Text under study Start Marker

Somewhere amidst revisions and presentations, Judy Cameron took another leap of faith and we conducted our first playtest in a workshop she led. For several years Judy used the game and we made revisions as needed.
Below are some of the materials we tried.
It was obvious in playtests that the game was helping to communicate basic concepts of the science of early childhood and that people were having fun doing it. The Palix Foundation was generous to adopt and promote the game in their education efforts and outreach.
Many people were critical to the success of this game starting with Judy Cameron, Al Race and Susan Bales. Our institutional partnership has been complicated to figure out, but our working collaboration has been extraordinary.
I would like to take a moment to thank all the members of the original team below, as well as the extended team.
Our team has grown a lot and I have met many people along the way who care about making this project a success. The science behind this game has personally transformed the way that I teach, as well as the way that I live my life and understand the lives of others.

Text under study End Marker
Dataset extract Start Marker

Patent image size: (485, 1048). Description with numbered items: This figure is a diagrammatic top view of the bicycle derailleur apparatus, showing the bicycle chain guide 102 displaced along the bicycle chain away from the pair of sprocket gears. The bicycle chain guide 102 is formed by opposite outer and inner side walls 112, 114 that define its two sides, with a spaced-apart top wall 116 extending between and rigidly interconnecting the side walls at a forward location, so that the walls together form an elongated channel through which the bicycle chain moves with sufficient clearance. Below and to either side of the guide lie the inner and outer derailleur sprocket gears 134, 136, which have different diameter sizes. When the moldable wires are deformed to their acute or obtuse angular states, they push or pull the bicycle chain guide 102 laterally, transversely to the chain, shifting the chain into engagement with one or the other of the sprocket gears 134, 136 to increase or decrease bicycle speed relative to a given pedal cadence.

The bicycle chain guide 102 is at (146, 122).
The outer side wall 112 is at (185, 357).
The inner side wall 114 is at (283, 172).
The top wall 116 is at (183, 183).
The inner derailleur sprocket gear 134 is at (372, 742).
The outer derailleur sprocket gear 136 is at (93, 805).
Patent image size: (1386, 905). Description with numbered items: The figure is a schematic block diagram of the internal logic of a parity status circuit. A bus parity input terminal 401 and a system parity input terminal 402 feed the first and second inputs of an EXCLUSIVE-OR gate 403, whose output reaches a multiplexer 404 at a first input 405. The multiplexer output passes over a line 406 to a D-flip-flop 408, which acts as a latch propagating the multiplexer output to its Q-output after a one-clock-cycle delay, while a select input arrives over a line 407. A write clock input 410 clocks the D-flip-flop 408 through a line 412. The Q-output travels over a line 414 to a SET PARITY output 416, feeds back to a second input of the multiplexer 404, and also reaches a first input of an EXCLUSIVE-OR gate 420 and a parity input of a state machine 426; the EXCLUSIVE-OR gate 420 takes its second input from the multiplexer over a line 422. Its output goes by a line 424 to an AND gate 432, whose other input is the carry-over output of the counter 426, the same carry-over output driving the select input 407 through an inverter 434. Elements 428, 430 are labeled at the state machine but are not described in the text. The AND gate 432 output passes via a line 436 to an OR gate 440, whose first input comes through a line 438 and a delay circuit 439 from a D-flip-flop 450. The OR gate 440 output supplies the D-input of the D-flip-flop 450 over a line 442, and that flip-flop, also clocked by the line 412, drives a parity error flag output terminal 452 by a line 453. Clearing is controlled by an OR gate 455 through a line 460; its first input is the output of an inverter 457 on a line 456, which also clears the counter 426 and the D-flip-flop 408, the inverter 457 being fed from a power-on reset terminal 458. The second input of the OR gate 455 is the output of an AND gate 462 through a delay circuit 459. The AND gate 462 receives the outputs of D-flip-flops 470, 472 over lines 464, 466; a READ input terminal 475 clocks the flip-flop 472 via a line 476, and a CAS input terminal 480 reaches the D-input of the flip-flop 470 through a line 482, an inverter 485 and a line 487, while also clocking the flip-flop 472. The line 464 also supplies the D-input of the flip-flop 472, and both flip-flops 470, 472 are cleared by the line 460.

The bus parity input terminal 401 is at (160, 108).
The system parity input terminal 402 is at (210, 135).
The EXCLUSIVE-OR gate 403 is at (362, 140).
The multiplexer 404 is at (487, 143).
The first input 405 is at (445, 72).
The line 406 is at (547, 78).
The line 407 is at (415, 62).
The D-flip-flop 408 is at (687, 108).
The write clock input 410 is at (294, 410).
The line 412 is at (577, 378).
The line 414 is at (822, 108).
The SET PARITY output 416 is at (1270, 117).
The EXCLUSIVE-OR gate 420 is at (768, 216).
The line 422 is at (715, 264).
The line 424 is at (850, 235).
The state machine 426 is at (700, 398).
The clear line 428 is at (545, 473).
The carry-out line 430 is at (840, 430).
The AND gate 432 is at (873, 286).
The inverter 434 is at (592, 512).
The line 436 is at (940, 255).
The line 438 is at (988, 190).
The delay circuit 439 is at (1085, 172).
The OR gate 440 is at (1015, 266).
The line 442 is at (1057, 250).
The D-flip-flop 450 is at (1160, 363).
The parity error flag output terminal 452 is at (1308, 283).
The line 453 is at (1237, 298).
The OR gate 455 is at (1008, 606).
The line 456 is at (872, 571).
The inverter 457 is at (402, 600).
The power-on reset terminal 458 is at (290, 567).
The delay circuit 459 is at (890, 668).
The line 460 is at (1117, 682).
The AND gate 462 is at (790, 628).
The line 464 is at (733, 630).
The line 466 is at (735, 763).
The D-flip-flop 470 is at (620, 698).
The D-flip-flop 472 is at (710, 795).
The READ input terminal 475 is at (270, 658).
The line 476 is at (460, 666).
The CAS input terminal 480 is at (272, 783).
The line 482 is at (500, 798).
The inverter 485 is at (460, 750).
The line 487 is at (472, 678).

Dataset extract End Marker

■ **Exercise 1**
In the account of the game's development, change "workshop" to "seminar" and give the stretch from "Somewhere amidst revisions" through "efforts and outreach." with that change.
■ **Exercise 2**
Which people does the account of the game's development name by full name?
■ **Exercise 3**
Carry the account of the game's development on from its final sentence.
You can ignore the rows entirely.

■ **Exercise result 1**
Somewhere amidst revisions and presentations, Judy Cameron took another leap of faith and we conducted our first playtest in a seminar she led. For several years Judy used the game and we made revisions as needed.
Below are some of the materials we tried.
It was obvious in playtests that the game was helping to communicate basic concepts of the science of early childhood and that people were having fun doing it. The Palix Foundation was generous to adopt and promote the game in their education efforts and outreach.

■ **Exercise result 2**
Judy Cameron, Al Race, Susan Bales

■ **Exercise result 3**
I would like to thank the Palix Foundation and the tireless Marisa Etmanski, Evans Hunt and Julie Sweetland for jumping in the cold water with us to make this happen, for pushing me and my team to do better, and for really caring about what we are trying to promote. Lastly, I have to thank many people in my school and division who gave advice, inspiration and/or support, including Tracy Fullerton, Elizabeth Swensen, and Sean Bouchard, whose FutureBound games inspired me, and Jesse Vigil.
We still have a long way to go. The online version is only the first step to getting the game into the hands of people who want it and need it, scientists, policymakers, teachers, health professionals, and so many more who could benefit from using the game in workshops and conferences. We hope that this version can serve some urgent needs. We will continue to refine the game.
The next big thing is a packaged set, likely in the form of 3-packs, which can help people who are running larger sessions. Our survey of subscribers showed that up to half of potential users may be ok with the DIY version. For the other half, we’re working with a game manufacturer and distributor to develop a solution for volume purchasing. Stay tuned.
In addition, we will be reviewing some of our recently collected evaluation data and devising a replicable and scalable evaluation for all potential users so that you can measure the entertainment efficacy, perceived value, attitudes on resilience, overall usability, and other factors that may influence the effectiveness of the game.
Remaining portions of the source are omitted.